| SHORT EXERCISE |
Show all lines holding "document".

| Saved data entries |
%%

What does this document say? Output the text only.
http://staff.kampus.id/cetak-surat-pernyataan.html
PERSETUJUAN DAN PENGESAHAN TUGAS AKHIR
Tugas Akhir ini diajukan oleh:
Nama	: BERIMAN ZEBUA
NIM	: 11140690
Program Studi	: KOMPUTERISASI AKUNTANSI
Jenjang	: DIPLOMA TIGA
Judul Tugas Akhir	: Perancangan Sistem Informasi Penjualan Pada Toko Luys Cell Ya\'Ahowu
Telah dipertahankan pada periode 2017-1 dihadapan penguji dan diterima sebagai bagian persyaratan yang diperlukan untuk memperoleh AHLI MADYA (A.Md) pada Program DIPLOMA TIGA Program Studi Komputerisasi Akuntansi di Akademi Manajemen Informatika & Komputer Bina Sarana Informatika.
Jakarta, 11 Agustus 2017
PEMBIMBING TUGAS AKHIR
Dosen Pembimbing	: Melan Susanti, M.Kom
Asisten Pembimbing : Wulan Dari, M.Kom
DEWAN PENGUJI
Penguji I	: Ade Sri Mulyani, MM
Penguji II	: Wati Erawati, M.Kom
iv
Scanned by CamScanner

%%
%%

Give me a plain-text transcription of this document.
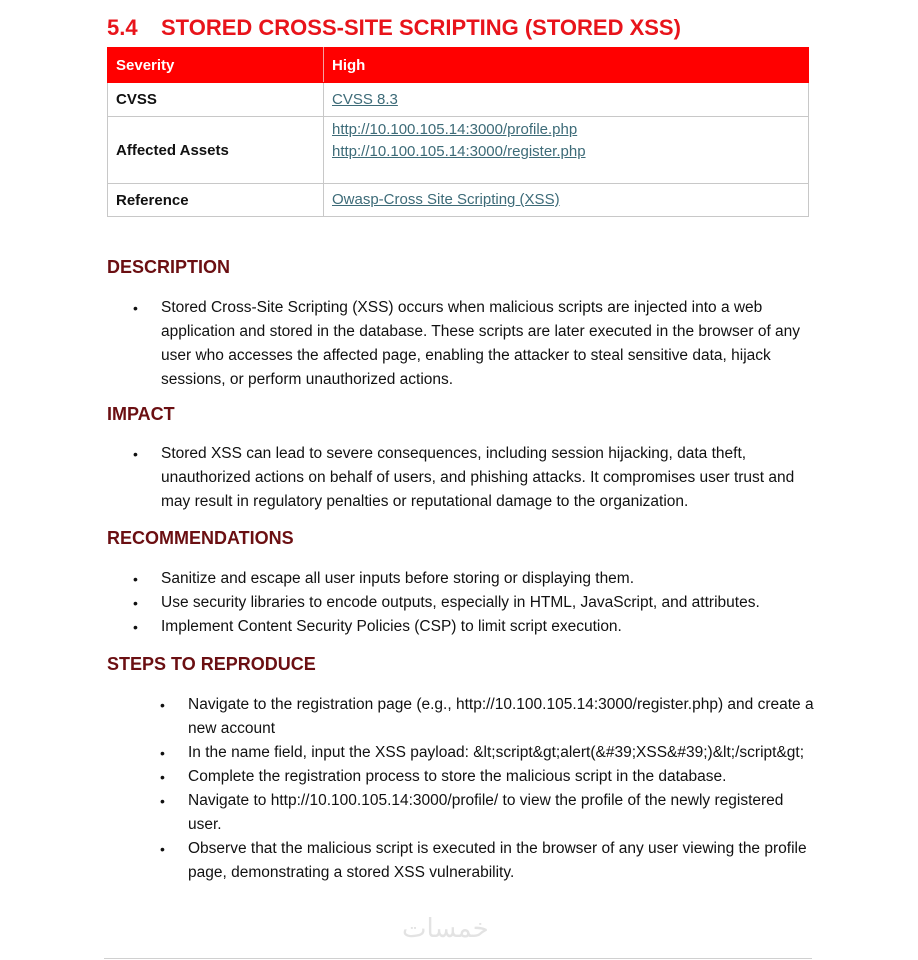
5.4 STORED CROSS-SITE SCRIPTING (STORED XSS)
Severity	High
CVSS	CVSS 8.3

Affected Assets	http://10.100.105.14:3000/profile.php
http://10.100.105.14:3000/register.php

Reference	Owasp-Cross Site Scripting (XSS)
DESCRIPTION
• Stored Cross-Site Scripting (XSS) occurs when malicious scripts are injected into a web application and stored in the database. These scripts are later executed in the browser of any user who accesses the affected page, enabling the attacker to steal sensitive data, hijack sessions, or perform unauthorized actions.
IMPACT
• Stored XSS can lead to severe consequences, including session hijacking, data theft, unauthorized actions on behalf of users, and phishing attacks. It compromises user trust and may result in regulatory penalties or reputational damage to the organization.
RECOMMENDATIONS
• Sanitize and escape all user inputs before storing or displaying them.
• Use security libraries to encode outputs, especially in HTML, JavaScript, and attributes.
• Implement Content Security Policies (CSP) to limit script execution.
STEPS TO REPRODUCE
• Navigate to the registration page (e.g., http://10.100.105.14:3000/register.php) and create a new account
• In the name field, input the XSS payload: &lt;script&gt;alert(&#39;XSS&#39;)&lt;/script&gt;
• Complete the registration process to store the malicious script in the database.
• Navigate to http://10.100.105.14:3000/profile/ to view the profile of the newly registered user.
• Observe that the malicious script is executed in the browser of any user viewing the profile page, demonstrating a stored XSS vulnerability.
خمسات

%%

| ANSWER FOR THE TASK |
What does this document say? Output the text only.
Give me a plain-text transcription of this document.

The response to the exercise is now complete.